# EXERCISE PROMPT:
Make an exact copy of the entries, and keep any pictures out of it.

--------

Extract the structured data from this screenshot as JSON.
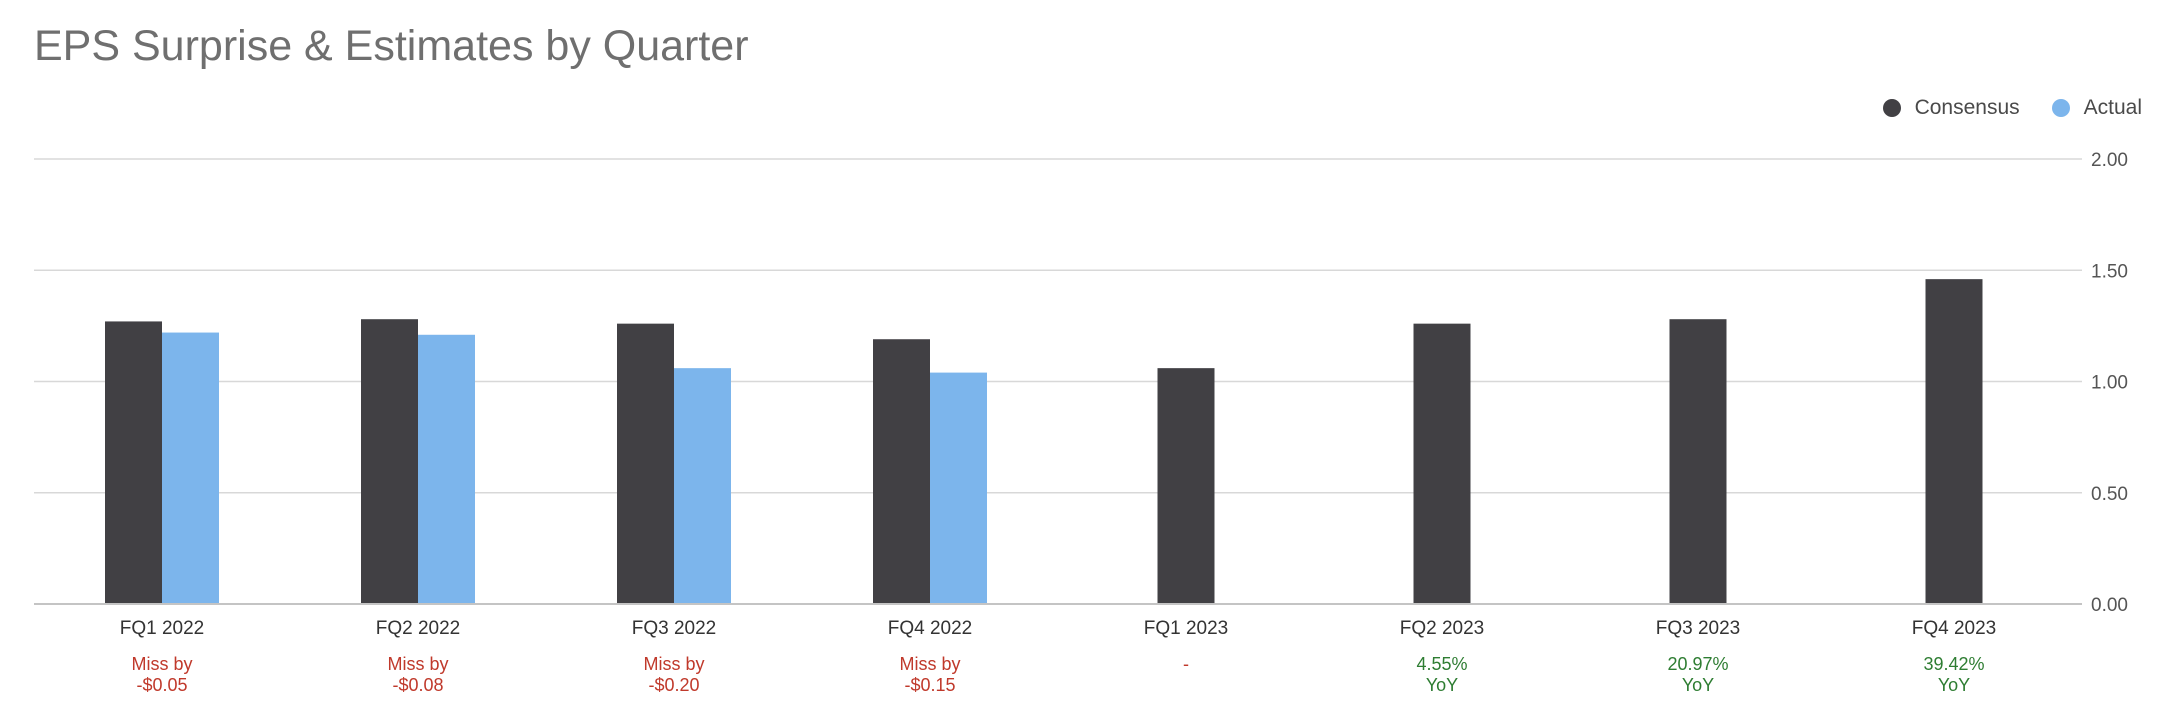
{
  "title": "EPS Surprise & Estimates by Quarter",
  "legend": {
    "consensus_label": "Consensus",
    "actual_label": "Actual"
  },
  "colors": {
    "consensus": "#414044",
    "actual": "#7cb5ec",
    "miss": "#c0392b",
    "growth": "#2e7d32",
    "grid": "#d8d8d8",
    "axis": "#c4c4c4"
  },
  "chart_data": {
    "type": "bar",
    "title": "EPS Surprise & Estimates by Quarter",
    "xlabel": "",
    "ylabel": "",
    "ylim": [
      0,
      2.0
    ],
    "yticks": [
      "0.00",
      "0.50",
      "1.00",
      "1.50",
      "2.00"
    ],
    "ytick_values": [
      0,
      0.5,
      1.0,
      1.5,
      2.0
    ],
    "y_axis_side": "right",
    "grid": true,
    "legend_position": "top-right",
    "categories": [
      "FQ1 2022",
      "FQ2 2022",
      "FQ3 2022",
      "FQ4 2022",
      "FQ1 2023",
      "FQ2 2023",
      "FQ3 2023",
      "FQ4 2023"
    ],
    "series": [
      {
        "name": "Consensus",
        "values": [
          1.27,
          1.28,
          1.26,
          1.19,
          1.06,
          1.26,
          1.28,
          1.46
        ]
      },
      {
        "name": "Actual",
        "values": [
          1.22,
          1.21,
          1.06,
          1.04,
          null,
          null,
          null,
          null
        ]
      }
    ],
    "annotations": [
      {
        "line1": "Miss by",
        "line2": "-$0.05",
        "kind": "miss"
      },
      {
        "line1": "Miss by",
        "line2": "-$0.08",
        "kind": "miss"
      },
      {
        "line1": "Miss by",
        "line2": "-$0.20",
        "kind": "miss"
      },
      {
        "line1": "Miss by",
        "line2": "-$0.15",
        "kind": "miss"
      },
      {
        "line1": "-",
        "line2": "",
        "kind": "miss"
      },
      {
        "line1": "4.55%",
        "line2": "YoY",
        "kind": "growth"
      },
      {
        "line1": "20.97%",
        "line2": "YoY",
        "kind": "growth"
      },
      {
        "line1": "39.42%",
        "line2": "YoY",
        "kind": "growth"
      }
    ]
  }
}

--------

# SOLUTION:
Extract the structured data from this screenshot as JSON.
{
  "title": "EPS Surprise & Estimates by Quarter",
  "legend": {
    "consensus_label": "Consensus",
    "actual_label": "Actual"
  },
  "colors": {
    "consensus": "#414044",
    "actual": "#7cb5ec",
    "miss": "#c0392b",
    "growth": "#2e7d32",
    "grid": "#d8d8d8",
    "axis": "#c4c4c4"
  },
  "chart_data": {
    "type": "bar",
    "title": "EPS Surprise & Estimates by Quarter",
    "xlabel": "",
    "ylabel": "",
    "ylim": [
      0,
      2.0
    ],
    "yticks": [
      "0.00",
      "0.50",
      "1.00",
      "1.50",
      "2.00"
    ],
    "ytick_values": [
      0,
      0.5,
      1.0,
      1.5,
      2.0
    ],
    "y_axis_side": "right",
    "grid": true,
    "legend_position": "top-right",
    "categories": [
      "FQ1 2022",
      "FQ2 2022",
      "FQ3 2022",
      "FQ4 2022",
      "FQ1 2023",
      "FQ2 2023",
      "FQ3 2023",
      "FQ4 2023"
    ],
    "series": [
      {
        "name": "Consensus",
        "values": [
          1.27,
          1.28,
          1.26,
          1.19,
          1.06,
          1.26,
          1.28,
          1.46
        ]
      },
      {
        "name": "Actual",
        "values": [
          1.22,
          1.21,
          1.06,
          1.04,
          null,
          null,
          null,
          null
        ]
      }
    ],
    "annotations": [
      {
        "line1": "Miss by",
        "line2": "-$0.05",
        "kind": "miss"
      },
      {
        "line1": "Miss by",
        "line2": "-$0.08",
        "kind": "miss"
      },
      {
        "line1": "Miss by",
        "line2": "-$0.20",
        "kind": "miss"
      },
      {
        "line1": "Miss by",
        "line2": "-$0.15",
        "kind": "miss"
      },
      {
        "line1": "-",
        "line2": "",
        "kind": "miss"
      },
      {
        "line1": "4.55%",
        "line2": "YoY",
        "kind": "growth"
      },
      {
        "line1": "20.97%",
        "line2": "YoY",
        "kind": "growth"
      },
      {
        "line1": "39.42%",
        "line2": "YoY",
        "kind": "growth"
      }
    ]
  }
}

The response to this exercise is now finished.